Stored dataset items
===============
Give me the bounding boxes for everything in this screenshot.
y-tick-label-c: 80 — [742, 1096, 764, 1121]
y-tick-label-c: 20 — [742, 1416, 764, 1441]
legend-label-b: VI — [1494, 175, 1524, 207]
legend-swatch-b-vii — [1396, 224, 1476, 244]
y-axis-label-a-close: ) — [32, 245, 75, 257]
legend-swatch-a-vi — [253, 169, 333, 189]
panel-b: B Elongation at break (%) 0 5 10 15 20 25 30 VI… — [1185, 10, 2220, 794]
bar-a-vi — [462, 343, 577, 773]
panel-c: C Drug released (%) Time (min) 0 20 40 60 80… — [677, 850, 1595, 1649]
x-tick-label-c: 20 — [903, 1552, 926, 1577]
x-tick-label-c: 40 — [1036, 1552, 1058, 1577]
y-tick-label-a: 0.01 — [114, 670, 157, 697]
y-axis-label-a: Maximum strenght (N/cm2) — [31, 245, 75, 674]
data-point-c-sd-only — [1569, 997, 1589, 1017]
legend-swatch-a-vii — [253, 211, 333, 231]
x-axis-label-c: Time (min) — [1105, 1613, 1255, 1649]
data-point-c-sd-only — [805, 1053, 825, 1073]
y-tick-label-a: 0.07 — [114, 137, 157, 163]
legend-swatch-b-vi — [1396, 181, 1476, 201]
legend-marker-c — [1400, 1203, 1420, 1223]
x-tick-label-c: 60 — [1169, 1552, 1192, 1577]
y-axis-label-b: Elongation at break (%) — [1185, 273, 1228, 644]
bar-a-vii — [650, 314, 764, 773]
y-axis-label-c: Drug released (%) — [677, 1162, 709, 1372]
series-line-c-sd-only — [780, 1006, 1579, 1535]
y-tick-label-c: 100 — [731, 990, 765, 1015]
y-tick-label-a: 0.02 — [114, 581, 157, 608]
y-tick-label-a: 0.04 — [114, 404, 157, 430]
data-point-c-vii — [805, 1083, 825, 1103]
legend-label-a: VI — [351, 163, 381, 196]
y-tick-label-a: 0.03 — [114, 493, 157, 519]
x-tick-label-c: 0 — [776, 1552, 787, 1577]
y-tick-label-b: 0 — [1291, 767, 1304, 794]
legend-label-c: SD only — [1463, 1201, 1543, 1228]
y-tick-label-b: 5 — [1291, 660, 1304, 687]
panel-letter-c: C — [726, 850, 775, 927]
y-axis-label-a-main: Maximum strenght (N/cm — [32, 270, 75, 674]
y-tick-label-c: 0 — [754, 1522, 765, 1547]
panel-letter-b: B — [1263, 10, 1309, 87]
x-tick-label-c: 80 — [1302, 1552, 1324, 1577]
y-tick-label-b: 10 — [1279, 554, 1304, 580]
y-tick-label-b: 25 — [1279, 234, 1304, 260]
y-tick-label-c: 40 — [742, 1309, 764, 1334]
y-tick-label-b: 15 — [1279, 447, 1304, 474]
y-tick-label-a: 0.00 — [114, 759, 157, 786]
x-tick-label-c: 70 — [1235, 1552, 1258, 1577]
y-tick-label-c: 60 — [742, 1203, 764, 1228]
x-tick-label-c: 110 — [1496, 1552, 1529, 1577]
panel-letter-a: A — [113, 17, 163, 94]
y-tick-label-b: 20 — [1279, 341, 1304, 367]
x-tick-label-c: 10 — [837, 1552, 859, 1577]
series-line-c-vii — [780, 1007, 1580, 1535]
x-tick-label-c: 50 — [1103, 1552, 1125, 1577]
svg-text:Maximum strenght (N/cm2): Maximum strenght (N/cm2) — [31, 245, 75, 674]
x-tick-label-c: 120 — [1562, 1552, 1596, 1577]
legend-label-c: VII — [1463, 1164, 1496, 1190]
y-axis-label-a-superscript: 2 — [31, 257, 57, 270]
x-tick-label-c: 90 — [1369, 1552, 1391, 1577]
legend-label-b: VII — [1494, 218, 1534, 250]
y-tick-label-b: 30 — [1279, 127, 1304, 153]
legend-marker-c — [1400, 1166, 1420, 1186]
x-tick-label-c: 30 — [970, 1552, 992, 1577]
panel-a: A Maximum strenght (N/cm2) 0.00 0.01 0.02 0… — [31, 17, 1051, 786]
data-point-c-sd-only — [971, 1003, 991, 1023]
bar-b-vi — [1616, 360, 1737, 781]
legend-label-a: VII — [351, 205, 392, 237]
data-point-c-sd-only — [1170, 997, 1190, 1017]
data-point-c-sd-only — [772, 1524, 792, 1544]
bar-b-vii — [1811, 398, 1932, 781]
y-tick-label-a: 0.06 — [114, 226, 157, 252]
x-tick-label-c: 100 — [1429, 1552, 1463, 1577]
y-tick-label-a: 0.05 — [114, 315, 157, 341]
===============
> Task objective
Please reproduce all the records with every "Elongation at break" swapped for "Strain at break" and everything else left the same.

> Full output
Give me the bounding boxes for everything in this screenshot.
y-tick-label-c: 80 — [742, 1096, 764, 1121]
y-tick-label-c: 20 — [742, 1416, 764, 1441]
legend-label-b: VI — [1494, 175, 1524, 207]
legend-swatch-b-vii — [1396, 224, 1476, 244]
y-axis-label-a-close: ) — [32, 245, 75, 257]
legend-swatch-a-vi — [253, 169, 333, 189]
panel-b: B Strain at break (%) 0 5 10 15 20 25 30 VI… — [1185, 10, 2220, 794]
bar-a-vi — [462, 343, 577, 773]
panel-c: C Drug released (%) Time (min) 0 20 40 60 80… — [677, 850, 1595, 1649]
x-tick-label-c: 20 — [903, 1552, 926, 1577]
x-tick-label-c: 40 — [1036, 1552, 1058, 1577]
y-tick-label-a: 0.01 — [114, 670, 157, 697]
y-axis-label-a: Maximum strenght (N/cm2) — [31, 245, 75, 674]
data-point-c-sd-only — [1569, 997, 1589, 1017]
legend-swatch-a-vii — [253, 211, 333, 231]
x-axis-label-c: Time (min) — [1105, 1613, 1255, 1649]
data-point-c-sd-only — [805, 1053, 825, 1073]
y-tick-label-a: 0.07 — [114, 137, 157, 163]
legend-swatch-b-vi — [1396, 181, 1476, 201]
legend-marker-c — [1400, 1203, 1420, 1223]
x-tick-label-c: 60 — [1169, 1552, 1192, 1577]
y-axis-label-b: Strain at break (%) — [1185, 273, 1228, 644]
bar-a-vii — [650, 314, 764, 773]
y-axis-label-c: Drug released (%) — [677, 1162, 709, 1372]
series-line-c-sd-only — [780, 1006, 1579, 1535]
y-tick-label-c: 100 — [731, 990, 765, 1015]
y-tick-label-a: 0.02 — [114, 581, 157, 608]
y-tick-label-a: 0.04 — [114, 404, 157, 430]
data-point-c-vii — [805, 1083, 825, 1103]
legend-label-a: VI — [351, 163, 381, 196]
y-tick-label-a: 0.03 — [114, 493, 157, 519]
x-tick-label-c: 0 — [776, 1552, 787, 1577]
y-tick-label-b: 0 — [1291, 767, 1304, 794]
legend-label-c: SD only — [1463, 1201, 1543, 1228]
y-tick-label-b: 5 — [1291, 660, 1304, 687]
panel-letter-c: C — [726, 850, 775, 927]
y-axis-label-a-main: Maximum strenght (N/cm — [32, 270, 75, 674]
y-tick-label-c: 0 — [754, 1522, 765, 1547]
panel-letter-b: B — [1263, 10, 1309, 87]
x-tick-label-c: 80 — [1302, 1552, 1324, 1577]
y-tick-label-b: 10 — [1279, 554, 1304, 580]
y-tick-label-b: 25 — [1279, 234, 1304, 260]
y-tick-label-c: 40 — [742, 1309, 764, 1334]
y-tick-label-b: 15 — [1279, 447, 1304, 474]
y-tick-label-a: 0.00 — [114, 759, 157, 786]
x-tick-label-c: 70 — [1235, 1552, 1258, 1577]
y-tick-label-c: 60 — [742, 1203, 764, 1228]
x-tick-label-c: 110 — [1496, 1552, 1529, 1577]
panel-letter-a: A — [113, 17, 163, 94]
y-tick-label-b: 20 — [1279, 341, 1304, 367]
x-tick-label-c: 10 — [837, 1552, 859, 1577]
series-line-c-vii — [780, 1007, 1580, 1535]
x-tick-label-c: 50 — [1103, 1552, 1125, 1577]
svg-text:Maximum strenght (N/cm2): Maximum strenght (N/cm2) — [31, 245, 75, 674]
x-tick-label-c: 120 — [1562, 1552, 1596, 1577]
legend-label-c: VII — [1463, 1164, 1496, 1190]
y-axis-label-a-superscript: 2 — [31, 257, 57, 270]
x-tick-label-c: 90 — [1369, 1552, 1391, 1577]
legend-label-b: VII — [1494, 218, 1534, 250]
y-tick-label-b: 30 — [1279, 127, 1304, 153]
legend-marker-c — [1400, 1166, 1420, 1186]
x-tick-label-c: 30 — [970, 1552, 992, 1577]
panel-a: A Maximum strenght (N/cm2) 0.00 0.01 0.02 0… — [31, 17, 1051, 786]
data-point-c-sd-only — [971, 1003, 991, 1023]
bar-b-vi — [1616, 360, 1737, 781]
legend-label-a: VII — [351, 205, 392, 237]
data-point-c-sd-only — [1170, 997, 1190, 1017]
data-point-c-sd-only — [772, 1524, 792, 1544]
bar-b-vii — [1811, 398, 1932, 781]
y-tick-label-a: 0.06 — [114, 226, 157, 252]
x-tick-label-c: 100 — [1429, 1552, 1463, 1577]
y-tick-label-a: 0.05 — [114, 315, 157, 341]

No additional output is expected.